#### DATASET:
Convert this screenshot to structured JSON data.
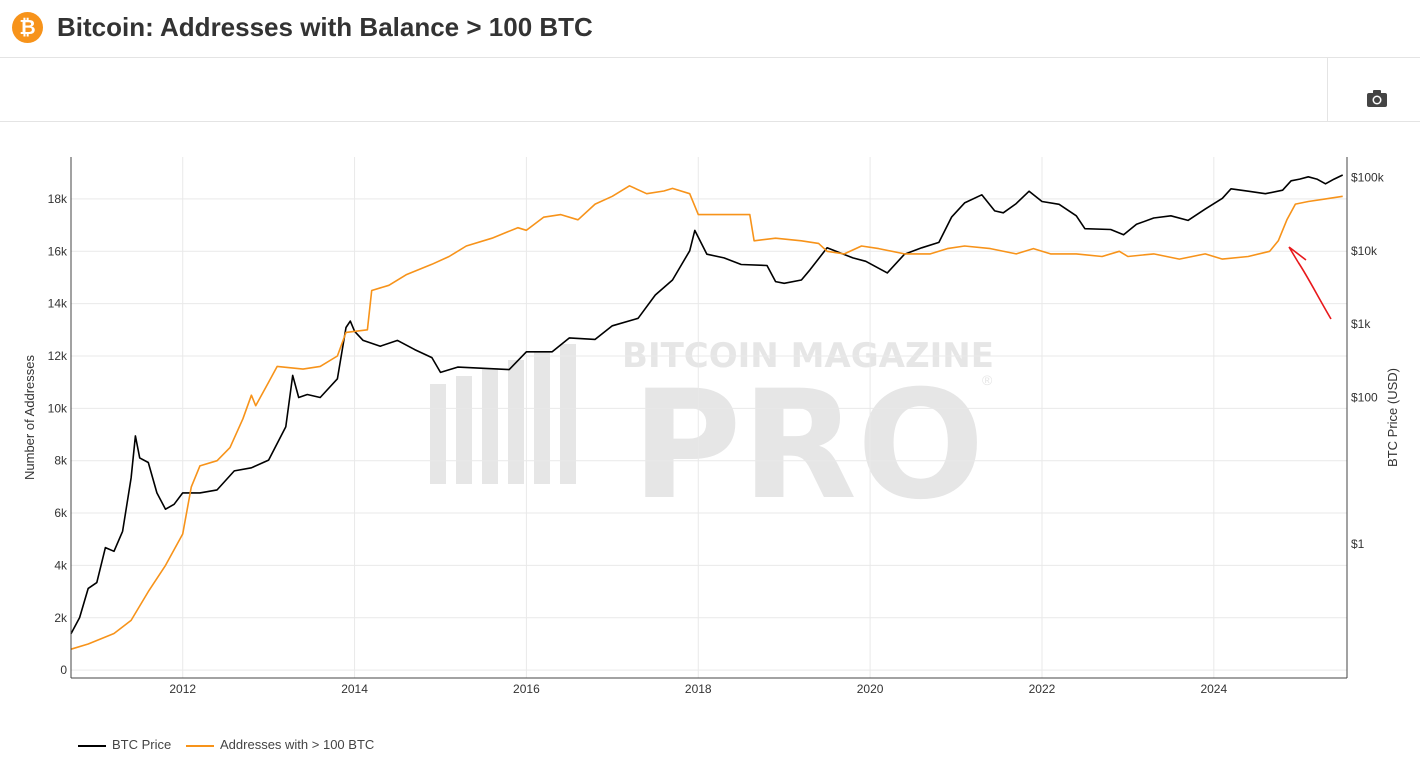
{
  "header": {
    "logo_glyph": "₿",
    "title": "Bitcoin: Addresses with Balance > 100 BTC"
  },
  "toolbar": {
    "camera_icon": "camera-icon"
  },
  "watermark": {
    "line1": "BITCOIN MAGAZINE",
    "line2": "PRO",
    "mark": "®"
  },
  "colors": {
    "price": "#000000",
    "addresses": "#f7931a",
    "annotation": "#e8191c",
    "grid": "#e9e9e9"
  },
  "chart_data": {
    "type": "line",
    "title": "Bitcoin: Addresses with Balance > 100 BTC",
    "ylabel": "Number of Addresses",
    "y2label": "BTC Price (USD)",
    "xlim": [
      2010.7,
      2025.55
    ],
    "ylim": [
      -300,
      19600
    ],
    "y2_scale": "log",
    "y2lim": [
      0.015,
      190000
    ],
    "x_ticks": [
      "2012",
      "2014",
      "2016",
      "2018",
      "2020",
      "2022",
      "2024"
    ],
    "y_ticks": [
      {
        "v": 0,
        "label": "0"
      },
      {
        "v": 2000,
        "label": "2k"
      },
      {
        "v": 4000,
        "label": "4k"
      },
      {
        "v": 6000,
        "label": "6k"
      },
      {
        "v": 8000,
        "label": "8k"
      },
      {
        "v": 10000,
        "label": "10k"
      },
      {
        "v": 12000,
        "label": "12k"
      },
      {
        "v": 14000,
        "label": "14k"
      },
      {
        "v": 16000,
        "label": "16k"
      },
      {
        "v": 18000,
        "label": "18k"
      }
    ],
    "y2_ticks": [
      {
        "v": 1,
        "label": "$1"
      },
      {
        "v": 100,
        "label": "$100"
      },
      {
        "v": 1000,
        "label": "$1k"
      },
      {
        "v": 10000,
        "label": "$10k"
      },
      {
        "v": 100000,
        "label": "$100k"
      }
    ],
    "series": [
      {
        "name": "BTC Price",
        "axis": "y2",
        "points": [
          [
            2010.7,
            0.06
          ],
          [
            2010.8,
            0.1
          ],
          [
            2010.9,
            0.25
          ],
          [
            2011.0,
            0.3
          ],
          [
            2011.1,
            0.9
          ],
          [
            2011.2,
            0.8
          ],
          [
            2011.3,
            1.5
          ],
          [
            2011.4,
            8
          ],
          [
            2011.45,
            30
          ],
          [
            2011.5,
            15
          ],
          [
            2011.6,
            13
          ],
          [
            2011.7,
            5
          ],
          [
            2011.8,
            3
          ],
          [
            2011.9,
            3.5
          ],
          [
            2012.0,
            5
          ],
          [
            2012.2,
            5
          ],
          [
            2012.4,
            5.5
          ],
          [
            2012.6,
            10
          ],
          [
            2012.8,
            11
          ],
          [
            2013.0,
            14
          ],
          [
            2013.2,
            40
          ],
          [
            2013.28,
            200
          ],
          [
            2013.35,
            100
          ],
          [
            2013.45,
            110
          ],
          [
            2013.6,
            100
          ],
          [
            2013.8,
            180
          ],
          [
            2013.9,
            900
          ],
          [
            2013.95,
            1100
          ],
          [
            2014.0,
            800
          ],
          [
            2014.1,
            600
          ],
          [
            2014.3,
            500
          ],
          [
            2014.5,
            600
          ],
          [
            2014.7,
            450
          ],
          [
            2014.9,
            350
          ],
          [
            2015.0,
            220
          ],
          [
            2015.2,
            260
          ],
          [
            2015.5,
            250
          ],
          [
            2015.8,
            240
          ],
          [
            2016.0,
            420
          ],
          [
            2016.3,
            420
          ],
          [
            2016.5,
            650
          ],
          [
            2016.8,
            620
          ],
          [
            2017.0,
            950
          ],
          [
            2017.3,
            1200
          ],
          [
            2017.5,
            2500
          ],
          [
            2017.7,
            4000
          ],
          [
            2017.9,
            10000
          ],
          [
            2017.96,
            19000
          ],
          [
            2018.1,
            9000
          ],
          [
            2018.3,
            8000
          ],
          [
            2018.5,
            6500
          ],
          [
            2018.8,
            6300
          ],
          [
            2018.9,
            3800
          ],
          [
            2019.0,
            3600
          ],
          [
            2019.2,
            4000
          ],
          [
            2019.3,
            5500
          ],
          [
            2019.5,
            11000
          ],
          [
            2019.8,
            8000
          ],
          [
            2019.95,
            7200
          ],
          [
            2020.2,
            5000
          ],
          [
            2020.4,
            9000
          ],
          [
            2020.6,
            11000
          ],
          [
            2020.8,
            13000
          ],
          [
            2020.95,
            29000
          ],
          [
            2021.1,
            45000
          ],
          [
            2021.3,
            58000
          ],
          [
            2021.45,
            35000
          ],
          [
            2021.55,
            33000
          ],
          [
            2021.7,
            44000
          ],
          [
            2021.85,
            65000
          ],
          [
            2022.0,
            47000
          ],
          [
            2022.2,
            43000
          ],
          [
            2022.4,
            30000
          ],
          [
            2022.5,
            20000
          ],
          [
            2022.8,
            19500
          ],
          [
            2022.95,
            16500
          ],
          [
            2023.1,
            23000
          ],
          [
            2023.3,
            28000
          ],
          [
            2023.5,
            30000
          ],
          [
            2023.7,
            26000
          ],
          [
            2023.9,
            37000
          ],
          [
            2024.1,
            52000
          ],
          [
            2024.2,
            70000
          ],
          [
            2024.4,
            65000
          ],
          [
            2024.6,
            60000
          ],
          [
            2024.8,
            67000
          ],
          [
            2024.9,
            90000
          ],
          [
            2025.0,
            95000
          ],
          [
            2025.1,
            102000
          ],
          [
            2025.2,
            95000
          ],
          [
            2025.3,
            82000
          ],
          [
            2025.4,
            95000
          ],
          [
            2025.5,
            108000
          ]
        ]
      },
      {
        "name": "Addresses with > 100 BTC",
        "axis": "y",
        "points": [
          [
            2010.7,
            800
          ],
          [
            2010.9,
            1000
          ],
          [
            2011.2,
            1400
          ],
          [
            2011.4,
            1900
          ],
          [
            2011.6,
            3000
          ],
          [
            2011.8,
            4000
          ],
          [
            2012.0,
            5200
          ],
          [
            2012.1,
            7000
          ],
          [
            2012.2,
            7800
          ],
          [
            2012.4,
            8000
          ],
          [
            2012.55,
            8500
          ],
          [
            2012.7,
            9600
          ],
          [
            2012.8,
            10500
          ],
          [
            2012.85,
            10100
          ],
          [
            2013.0,
            11000
          ],
          [
            2013.1,
            11600
          ],
          [
            2013.4,
            11500
          ],
          [
            2013.6,
            11600
          ],
          [
            2013.8,
            12000
          ],
          [
            2013.9,
            12900
          ],
          [
            2014.15,
            13000
          ],
          [
            2014.2,
            14500
          ],
          [
            2014.4,
            14700
          ],
          [
            2014.6,
            15100
          ],
          [
            2014.9,
            15500
          ],
          [
            2015.1,
            15800
          ],
          [
            2015.3,
            16200
          ],
          [
            2015.6,
            16500
          ],
          [
            2015.9,
            16900
          ],
          [
            2016.0,
            16800
          ],
          [
            2016.2,
            17300
          ],
          [
            2016.4,
            17400
          ],
          [
            2016.6,
            17200
          ],
          [
            2016.8,
            17800
          ],
          [
            2017.0,
            18100
          ],
          [
            2017.2,
            18500
          ],
          [
            2017.4,
            18200
          ],
          [
            2017.6,
            18300
          ],
          [
            2017.7,
            18400
          ],
          [
            2017.9,
            18200
          ],
          [
            2018.0,
            17400
          ],
          [
            2018.3,
            17400
          ],
          [
            2018.6,
            17400
          ],
          [
            2018.65,
            16400
          ],
          [
            2018.9,
            16500
          ],
          [
            2019.2,
            16400
          ],
          [
            2019.4,
            16300
          ],
          [
            2019.5,
            16000
          ],
          [
            2019.7,
            15900
          ],
          [
            2019.9,
            16200
          ],
          [
            2020.1,
            16100
          ],
          [
            2020.4,
            15900
          ],
          [
            2020.7,
            15900
          ],
          [
            2020.9,
            16100
          ],
          [
            2021.1,
            16200
          ],
          [
            2021.4,
            16100
          ],
          [
            2021.7,
            15900
          ],
          [
            2021.9,
            16100
          ],
          [
            2022.1,
            15900
          ],
          [
            2022.4,
            15900
          ],
          [
            2022.7,
            15800
          ],
          [
            2022.9,
            16000
          ],
          [
            2023.0,
            15800
          ],
          [
            2023.3,
            15900
          ],
          [
            2023.6,
            15700
          ],
          [
            2023.9,
            15900
          ],
          [
            2024.1,
            15700
          ],
          [
            2024.4,
            15800
          ],
          [
            2024.65,
            16000
          ],
          [
            2024.75,
            16400
          ],
          [
            2024.85,
            17200
          ],
          [
            2024.95,
            17800
          ],
          [
            2025.1,
            17900
          ],
          [
            2025.3,
            18000
          ],
          [
            2025.5,
            18100
          ]
        ]
      }
    ],
    "legend": {
      "position": "bottom-left",
      "entries": [
        "BTC Price",
        "Addresses with > 100 BTC"
      ]
    },
    "grid": true,
    "annotation": "hand-drawn red arrow pointing to the late-2024 rise in addresses"
  }
}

#### WHAT THIS TASK INVOLVES:
Gather each line from the listing above that holds "with".

#### TASK RESPONSE:
    "title": "Bitcoin: Addresses with Balance > 100 BTC"
    "title": "Bitcoin: Addresses with Balance > 100 BTC",
        "name": "Addresses with > 100 BTC",
        "Addresses with > 100 BTC"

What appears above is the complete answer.